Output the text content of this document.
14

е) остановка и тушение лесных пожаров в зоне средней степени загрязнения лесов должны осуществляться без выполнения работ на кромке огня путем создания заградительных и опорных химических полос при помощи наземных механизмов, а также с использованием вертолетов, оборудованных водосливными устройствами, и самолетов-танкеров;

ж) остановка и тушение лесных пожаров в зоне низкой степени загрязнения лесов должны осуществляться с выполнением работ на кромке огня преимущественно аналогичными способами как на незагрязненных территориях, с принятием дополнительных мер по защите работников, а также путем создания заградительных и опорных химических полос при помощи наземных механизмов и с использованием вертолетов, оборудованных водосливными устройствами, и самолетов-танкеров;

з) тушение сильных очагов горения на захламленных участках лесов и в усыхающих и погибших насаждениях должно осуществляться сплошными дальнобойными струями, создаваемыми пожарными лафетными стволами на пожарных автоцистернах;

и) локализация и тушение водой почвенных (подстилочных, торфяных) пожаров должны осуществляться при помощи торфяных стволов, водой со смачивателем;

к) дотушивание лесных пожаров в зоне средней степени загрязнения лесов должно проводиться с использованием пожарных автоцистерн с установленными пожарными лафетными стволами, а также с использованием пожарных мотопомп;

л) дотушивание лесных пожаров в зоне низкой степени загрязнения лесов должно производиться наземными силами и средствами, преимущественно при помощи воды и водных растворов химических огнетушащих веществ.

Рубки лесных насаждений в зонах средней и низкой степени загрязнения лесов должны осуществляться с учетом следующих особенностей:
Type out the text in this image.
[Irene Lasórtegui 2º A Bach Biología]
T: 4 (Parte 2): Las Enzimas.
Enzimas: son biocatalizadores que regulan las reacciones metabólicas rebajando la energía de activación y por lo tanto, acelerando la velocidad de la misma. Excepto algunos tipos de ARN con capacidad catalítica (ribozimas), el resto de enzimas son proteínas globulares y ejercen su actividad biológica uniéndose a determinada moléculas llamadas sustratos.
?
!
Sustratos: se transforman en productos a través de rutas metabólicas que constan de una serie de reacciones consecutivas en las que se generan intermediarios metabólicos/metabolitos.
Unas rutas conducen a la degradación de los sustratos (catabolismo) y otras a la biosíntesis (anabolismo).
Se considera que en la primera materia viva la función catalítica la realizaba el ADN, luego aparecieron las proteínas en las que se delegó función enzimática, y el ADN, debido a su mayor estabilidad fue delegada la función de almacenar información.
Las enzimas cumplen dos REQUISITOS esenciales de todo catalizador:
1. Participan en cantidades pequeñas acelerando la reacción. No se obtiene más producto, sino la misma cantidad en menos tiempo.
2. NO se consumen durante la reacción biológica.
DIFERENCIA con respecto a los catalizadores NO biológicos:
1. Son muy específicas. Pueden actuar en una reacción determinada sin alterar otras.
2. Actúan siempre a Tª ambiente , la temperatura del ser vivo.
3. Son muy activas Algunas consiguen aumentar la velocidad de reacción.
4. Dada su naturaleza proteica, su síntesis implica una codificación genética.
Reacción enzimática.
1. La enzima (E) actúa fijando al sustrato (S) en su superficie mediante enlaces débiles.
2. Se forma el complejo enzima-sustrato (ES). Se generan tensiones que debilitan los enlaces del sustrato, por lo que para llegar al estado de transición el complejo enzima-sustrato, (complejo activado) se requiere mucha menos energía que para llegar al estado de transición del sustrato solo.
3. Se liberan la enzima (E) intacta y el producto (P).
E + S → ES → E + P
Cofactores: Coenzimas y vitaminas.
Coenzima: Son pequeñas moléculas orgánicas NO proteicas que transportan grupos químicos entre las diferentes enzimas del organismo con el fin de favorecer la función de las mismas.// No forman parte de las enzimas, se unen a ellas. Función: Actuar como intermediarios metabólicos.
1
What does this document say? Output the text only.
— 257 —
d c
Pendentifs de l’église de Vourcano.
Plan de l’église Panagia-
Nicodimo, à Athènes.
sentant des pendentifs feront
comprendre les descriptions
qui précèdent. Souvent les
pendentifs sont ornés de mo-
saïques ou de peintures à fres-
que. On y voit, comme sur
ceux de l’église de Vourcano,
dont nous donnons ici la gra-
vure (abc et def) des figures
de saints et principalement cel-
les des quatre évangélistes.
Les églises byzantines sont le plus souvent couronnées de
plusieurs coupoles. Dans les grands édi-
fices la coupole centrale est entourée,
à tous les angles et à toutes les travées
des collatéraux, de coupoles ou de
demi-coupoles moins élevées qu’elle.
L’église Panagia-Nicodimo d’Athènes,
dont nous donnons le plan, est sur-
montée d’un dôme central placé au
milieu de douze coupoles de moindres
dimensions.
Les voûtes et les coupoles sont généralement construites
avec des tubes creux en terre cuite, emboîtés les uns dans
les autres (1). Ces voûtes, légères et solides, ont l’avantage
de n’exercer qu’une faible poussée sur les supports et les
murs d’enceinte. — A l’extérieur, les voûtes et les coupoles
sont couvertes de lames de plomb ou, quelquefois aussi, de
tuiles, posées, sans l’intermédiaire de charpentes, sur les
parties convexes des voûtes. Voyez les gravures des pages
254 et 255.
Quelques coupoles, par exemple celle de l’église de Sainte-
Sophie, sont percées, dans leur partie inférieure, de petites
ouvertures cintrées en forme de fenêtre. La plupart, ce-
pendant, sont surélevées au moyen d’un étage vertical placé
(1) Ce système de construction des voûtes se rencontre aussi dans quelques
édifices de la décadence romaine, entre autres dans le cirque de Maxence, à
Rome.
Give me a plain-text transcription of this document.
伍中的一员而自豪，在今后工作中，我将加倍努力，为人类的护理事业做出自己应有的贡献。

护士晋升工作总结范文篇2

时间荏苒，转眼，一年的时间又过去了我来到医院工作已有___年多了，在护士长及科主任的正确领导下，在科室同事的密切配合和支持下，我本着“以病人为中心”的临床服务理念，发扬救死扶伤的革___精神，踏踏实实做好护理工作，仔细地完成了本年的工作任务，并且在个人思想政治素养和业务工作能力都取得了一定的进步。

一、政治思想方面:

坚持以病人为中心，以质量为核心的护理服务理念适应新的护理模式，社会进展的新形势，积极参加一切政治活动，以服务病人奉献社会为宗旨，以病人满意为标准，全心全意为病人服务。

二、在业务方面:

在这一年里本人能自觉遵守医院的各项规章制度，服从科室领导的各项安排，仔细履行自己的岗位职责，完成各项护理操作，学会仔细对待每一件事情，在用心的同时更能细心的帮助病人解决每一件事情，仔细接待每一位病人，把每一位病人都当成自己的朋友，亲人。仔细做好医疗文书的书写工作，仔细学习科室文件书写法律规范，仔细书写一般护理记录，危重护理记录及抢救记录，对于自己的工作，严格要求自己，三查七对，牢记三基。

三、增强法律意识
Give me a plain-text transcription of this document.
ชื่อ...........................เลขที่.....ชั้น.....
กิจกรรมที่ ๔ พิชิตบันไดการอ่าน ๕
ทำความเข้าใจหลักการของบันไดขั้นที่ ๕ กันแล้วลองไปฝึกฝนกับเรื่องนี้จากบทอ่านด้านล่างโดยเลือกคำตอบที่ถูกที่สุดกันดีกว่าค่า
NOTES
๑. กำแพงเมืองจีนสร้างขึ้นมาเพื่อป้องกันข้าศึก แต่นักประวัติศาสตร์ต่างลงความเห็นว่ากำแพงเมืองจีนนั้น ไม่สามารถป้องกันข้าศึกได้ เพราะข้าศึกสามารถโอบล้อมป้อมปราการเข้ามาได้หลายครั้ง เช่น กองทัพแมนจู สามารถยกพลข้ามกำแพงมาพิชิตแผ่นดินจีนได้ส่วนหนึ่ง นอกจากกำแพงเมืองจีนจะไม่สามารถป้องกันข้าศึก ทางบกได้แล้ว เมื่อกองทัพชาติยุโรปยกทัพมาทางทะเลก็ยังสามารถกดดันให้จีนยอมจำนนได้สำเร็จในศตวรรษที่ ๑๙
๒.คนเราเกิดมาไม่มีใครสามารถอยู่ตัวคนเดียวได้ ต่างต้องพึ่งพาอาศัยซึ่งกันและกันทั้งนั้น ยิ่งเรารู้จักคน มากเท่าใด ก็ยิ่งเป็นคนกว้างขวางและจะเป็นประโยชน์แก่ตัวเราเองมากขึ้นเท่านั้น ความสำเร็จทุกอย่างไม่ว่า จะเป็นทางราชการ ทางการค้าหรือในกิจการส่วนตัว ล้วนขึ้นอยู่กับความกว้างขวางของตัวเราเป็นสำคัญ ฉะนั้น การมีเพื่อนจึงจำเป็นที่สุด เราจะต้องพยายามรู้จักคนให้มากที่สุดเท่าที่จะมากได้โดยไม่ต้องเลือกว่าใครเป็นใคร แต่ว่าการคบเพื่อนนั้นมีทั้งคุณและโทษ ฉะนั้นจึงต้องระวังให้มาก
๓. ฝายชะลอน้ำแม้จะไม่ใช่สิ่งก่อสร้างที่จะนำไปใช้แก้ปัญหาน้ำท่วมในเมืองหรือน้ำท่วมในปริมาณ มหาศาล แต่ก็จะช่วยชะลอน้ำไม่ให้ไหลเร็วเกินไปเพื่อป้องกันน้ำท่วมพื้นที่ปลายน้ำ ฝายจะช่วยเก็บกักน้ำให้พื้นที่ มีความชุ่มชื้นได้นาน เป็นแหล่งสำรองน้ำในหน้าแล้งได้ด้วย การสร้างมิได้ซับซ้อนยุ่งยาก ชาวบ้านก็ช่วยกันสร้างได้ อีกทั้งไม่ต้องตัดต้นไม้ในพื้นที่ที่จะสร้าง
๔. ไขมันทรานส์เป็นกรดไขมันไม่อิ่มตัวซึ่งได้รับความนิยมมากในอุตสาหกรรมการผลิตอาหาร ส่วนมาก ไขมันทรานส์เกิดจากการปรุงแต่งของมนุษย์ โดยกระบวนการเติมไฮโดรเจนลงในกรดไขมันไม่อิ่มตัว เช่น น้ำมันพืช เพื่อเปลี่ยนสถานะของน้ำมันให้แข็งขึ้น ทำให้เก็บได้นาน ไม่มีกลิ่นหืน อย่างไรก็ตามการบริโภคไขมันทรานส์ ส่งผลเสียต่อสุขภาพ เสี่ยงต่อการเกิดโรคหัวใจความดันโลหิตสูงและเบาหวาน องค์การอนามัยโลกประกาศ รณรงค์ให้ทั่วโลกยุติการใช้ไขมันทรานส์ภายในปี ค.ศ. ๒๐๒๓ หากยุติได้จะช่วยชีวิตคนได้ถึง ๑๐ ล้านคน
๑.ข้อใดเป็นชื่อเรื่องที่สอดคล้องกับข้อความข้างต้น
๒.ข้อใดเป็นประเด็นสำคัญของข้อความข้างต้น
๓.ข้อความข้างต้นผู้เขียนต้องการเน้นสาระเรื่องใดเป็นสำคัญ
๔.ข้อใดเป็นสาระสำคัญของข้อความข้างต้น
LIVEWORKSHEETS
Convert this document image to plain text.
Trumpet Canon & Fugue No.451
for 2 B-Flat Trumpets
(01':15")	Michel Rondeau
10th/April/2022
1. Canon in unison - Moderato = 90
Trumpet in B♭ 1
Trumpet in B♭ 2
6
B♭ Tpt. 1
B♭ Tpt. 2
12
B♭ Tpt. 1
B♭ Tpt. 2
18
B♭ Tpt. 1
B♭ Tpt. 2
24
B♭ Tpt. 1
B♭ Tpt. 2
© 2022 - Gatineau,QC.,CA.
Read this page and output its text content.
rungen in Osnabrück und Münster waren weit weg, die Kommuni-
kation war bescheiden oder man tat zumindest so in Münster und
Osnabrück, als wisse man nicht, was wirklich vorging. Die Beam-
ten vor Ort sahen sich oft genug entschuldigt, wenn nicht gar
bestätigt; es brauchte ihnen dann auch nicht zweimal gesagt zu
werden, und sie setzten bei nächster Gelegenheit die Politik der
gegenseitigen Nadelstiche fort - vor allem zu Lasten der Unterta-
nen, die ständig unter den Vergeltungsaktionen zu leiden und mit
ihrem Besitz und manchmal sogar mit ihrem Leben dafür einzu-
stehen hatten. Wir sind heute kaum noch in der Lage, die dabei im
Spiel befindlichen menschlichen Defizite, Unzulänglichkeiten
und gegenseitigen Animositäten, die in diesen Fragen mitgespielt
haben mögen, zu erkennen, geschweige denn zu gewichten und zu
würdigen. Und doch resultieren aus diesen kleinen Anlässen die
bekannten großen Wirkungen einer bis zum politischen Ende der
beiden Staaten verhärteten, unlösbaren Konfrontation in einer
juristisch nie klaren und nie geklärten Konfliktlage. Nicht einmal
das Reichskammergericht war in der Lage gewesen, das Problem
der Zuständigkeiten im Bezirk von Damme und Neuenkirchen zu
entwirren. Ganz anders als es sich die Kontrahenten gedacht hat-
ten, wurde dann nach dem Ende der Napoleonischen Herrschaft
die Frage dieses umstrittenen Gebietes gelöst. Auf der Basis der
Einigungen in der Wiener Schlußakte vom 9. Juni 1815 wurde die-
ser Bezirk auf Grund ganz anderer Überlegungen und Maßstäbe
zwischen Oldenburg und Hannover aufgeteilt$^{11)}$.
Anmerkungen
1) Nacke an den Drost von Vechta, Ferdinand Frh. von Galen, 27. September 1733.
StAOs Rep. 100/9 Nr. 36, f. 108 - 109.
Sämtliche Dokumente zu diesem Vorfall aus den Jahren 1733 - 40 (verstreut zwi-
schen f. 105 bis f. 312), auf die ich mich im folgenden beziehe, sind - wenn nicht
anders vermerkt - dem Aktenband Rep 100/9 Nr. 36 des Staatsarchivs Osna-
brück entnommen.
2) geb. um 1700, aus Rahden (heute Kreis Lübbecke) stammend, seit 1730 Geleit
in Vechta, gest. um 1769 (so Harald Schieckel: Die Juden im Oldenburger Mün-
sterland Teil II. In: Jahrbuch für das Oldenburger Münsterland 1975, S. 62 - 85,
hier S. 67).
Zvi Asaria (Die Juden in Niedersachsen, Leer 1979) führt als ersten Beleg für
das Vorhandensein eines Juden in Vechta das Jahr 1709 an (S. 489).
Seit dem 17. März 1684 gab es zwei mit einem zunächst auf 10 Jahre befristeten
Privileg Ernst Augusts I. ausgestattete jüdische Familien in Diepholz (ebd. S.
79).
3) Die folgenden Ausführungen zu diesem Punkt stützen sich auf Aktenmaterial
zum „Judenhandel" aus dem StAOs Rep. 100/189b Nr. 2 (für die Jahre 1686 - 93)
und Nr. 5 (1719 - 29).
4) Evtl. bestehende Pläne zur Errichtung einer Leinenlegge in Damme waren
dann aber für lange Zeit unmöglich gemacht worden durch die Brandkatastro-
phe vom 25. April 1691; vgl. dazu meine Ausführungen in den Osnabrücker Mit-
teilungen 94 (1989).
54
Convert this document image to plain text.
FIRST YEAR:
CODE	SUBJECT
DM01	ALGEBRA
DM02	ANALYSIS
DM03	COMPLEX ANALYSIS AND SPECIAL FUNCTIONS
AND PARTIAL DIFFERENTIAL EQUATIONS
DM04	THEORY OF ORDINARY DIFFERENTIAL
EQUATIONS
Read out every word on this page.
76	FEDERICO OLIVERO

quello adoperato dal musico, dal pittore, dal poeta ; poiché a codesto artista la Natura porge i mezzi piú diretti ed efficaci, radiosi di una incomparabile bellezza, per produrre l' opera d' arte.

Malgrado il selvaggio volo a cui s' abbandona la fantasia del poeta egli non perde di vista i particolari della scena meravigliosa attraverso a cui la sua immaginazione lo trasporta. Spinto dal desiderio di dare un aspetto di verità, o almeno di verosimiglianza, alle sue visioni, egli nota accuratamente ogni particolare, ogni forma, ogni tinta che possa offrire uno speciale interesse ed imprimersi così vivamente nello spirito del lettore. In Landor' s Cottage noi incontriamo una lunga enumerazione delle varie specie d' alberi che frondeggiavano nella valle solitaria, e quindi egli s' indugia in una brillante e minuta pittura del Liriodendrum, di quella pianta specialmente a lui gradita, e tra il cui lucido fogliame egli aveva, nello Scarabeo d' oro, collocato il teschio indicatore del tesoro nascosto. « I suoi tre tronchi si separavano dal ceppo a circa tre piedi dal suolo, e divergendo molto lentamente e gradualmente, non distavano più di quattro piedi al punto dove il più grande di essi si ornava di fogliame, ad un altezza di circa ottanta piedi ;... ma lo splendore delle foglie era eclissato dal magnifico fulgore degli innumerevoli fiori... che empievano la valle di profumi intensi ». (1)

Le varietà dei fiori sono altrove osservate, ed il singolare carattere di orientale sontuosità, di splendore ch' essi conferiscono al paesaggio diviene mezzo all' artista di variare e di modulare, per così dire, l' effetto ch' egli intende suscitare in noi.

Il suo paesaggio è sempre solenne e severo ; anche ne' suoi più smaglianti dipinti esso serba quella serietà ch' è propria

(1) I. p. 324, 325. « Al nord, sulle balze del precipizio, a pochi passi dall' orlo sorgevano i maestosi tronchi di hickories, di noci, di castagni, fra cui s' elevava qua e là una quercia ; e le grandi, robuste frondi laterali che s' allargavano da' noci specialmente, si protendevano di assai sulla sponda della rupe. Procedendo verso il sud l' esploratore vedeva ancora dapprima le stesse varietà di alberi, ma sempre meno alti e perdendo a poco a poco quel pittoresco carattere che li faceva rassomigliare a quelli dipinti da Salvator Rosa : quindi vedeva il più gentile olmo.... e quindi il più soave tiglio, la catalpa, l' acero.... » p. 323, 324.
++++
Prompt =
Whenever "moléculas" turns up in a line, pick that line out.

Final answer =
Enzimas: son biocatalizadores que regulan las reacciones metabólicas rebajando la energía de activación y por lo tanto, acelerando la velocidad de la misma. Excepto algunos tipos de ARN con capacidad catalítica (ribozimas), el resto de enzimas son proteínas globulares y ejercen su actividad biológica uniéndose a determinada moléculas llamadas sustratos.
Coenzima: Son pequeñas moléculas orgánicas NO proteicas que transportan grupos químicos entre las diferentes enzimas del organismo con el fin de favorecer la función de las mismas.// No forman parte de las enzimas, se unen a ellas. Función: Actuar como intermediarios metabólicos.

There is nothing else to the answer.